• **Task directions**
Select and reproduce each line of the listing below that bears the string "wish".
____ Records shown
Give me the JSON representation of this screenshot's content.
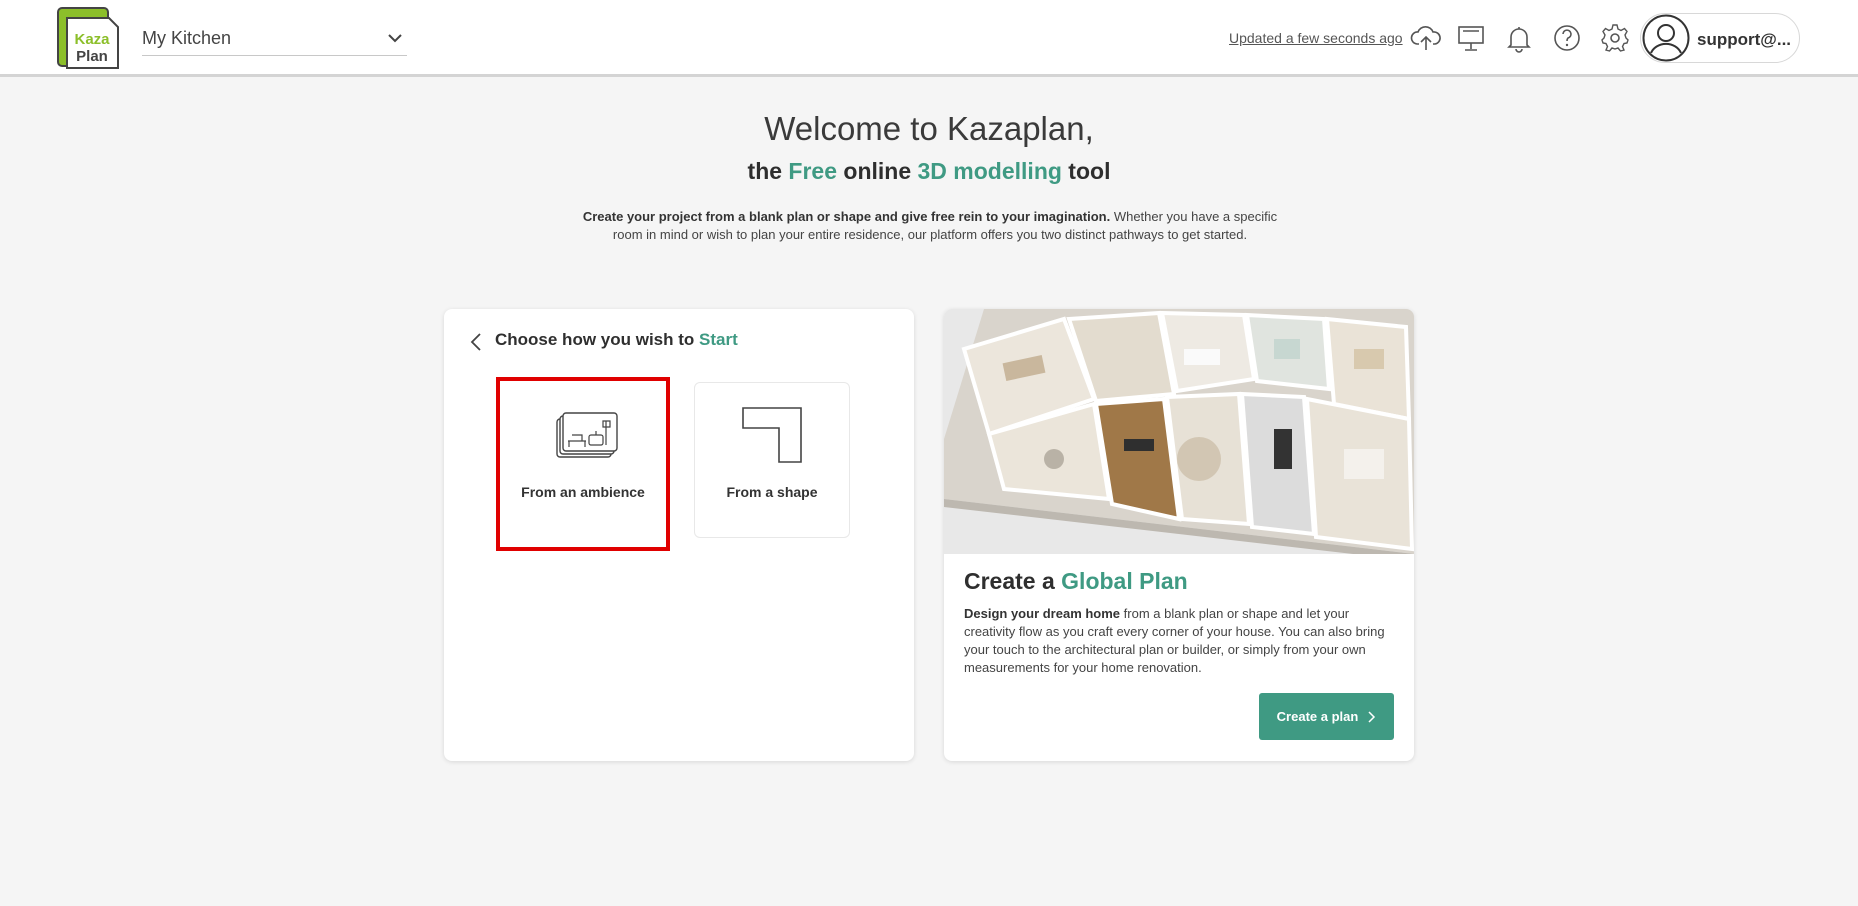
{
  "header": {
    "project_name": "My Kitchen",
    "updated_text": "Updated a few seconds ago",
    "user_email": "support@...",
    "logo_text_top": "Kaza",
    "logo_text_bottom": "Plan"
  },
  "welcome": {
    "title": "Welcome to Kazaplan,",
    "sub_the": "the ",
    "sub_free": "Free",
    "sub_online": " online ",
    "sub_3d": "3D modelling",
    "sub_tool": " tool",
    "desc_bold": "Create your project from a blank plan or shape and give free rein to your imagination.",
    "desc_rest": " Whether you have a specific room in mind or wish to plan your entire residence, our platform offers you two distinct pathways to get started."
  },
  "choose": {
    "title_prefix": "Choose how you wish to ",
    "title_accent": "Start",
    "options": [
      {
        "label": "From an ambience",
        "icon": "ambience-icon",
        "selected": true
      },
      {
        "label": "From a shape",
        "icon": "l-shape-icon",
        "selected": false
      }
    ]
  },
  "global_plan": {
    "title_prefix": "Create a ",
    "title_accent": "Global Plan",
    "desc_bold": "Design your dream home",
    "desc_rest": " from a blank plan or shape and let your creativity flow as you craft every corner of your house. You can also bring your touch to the architectural plan or builder, or simply from your own measurements for your home renovation.",
    "button_label": "Create a plan"
  },
  "colors": {
    "accent": "#3f9a83",
    "selection": "#e00000",
    "logo_green": "#8cbf2a"
  },
  "icons": [
    "chevron-down-icon",
    "cloud-upload-icon",
    "monitor-icon",
    "bell-icon",
    "help-icon",
    "gear-icon",
    "user-avatar-icon",
    "chevron-left-icon",
    "chevron-right-icon"
  ]
}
________
• **Result for this task**
    "desc_rest": " Whether you have a specific room in mind or wish to plan your entire residence, our platform offers you two distinct pathways to get started."
    "title_prefix": "Choose how you wish to ",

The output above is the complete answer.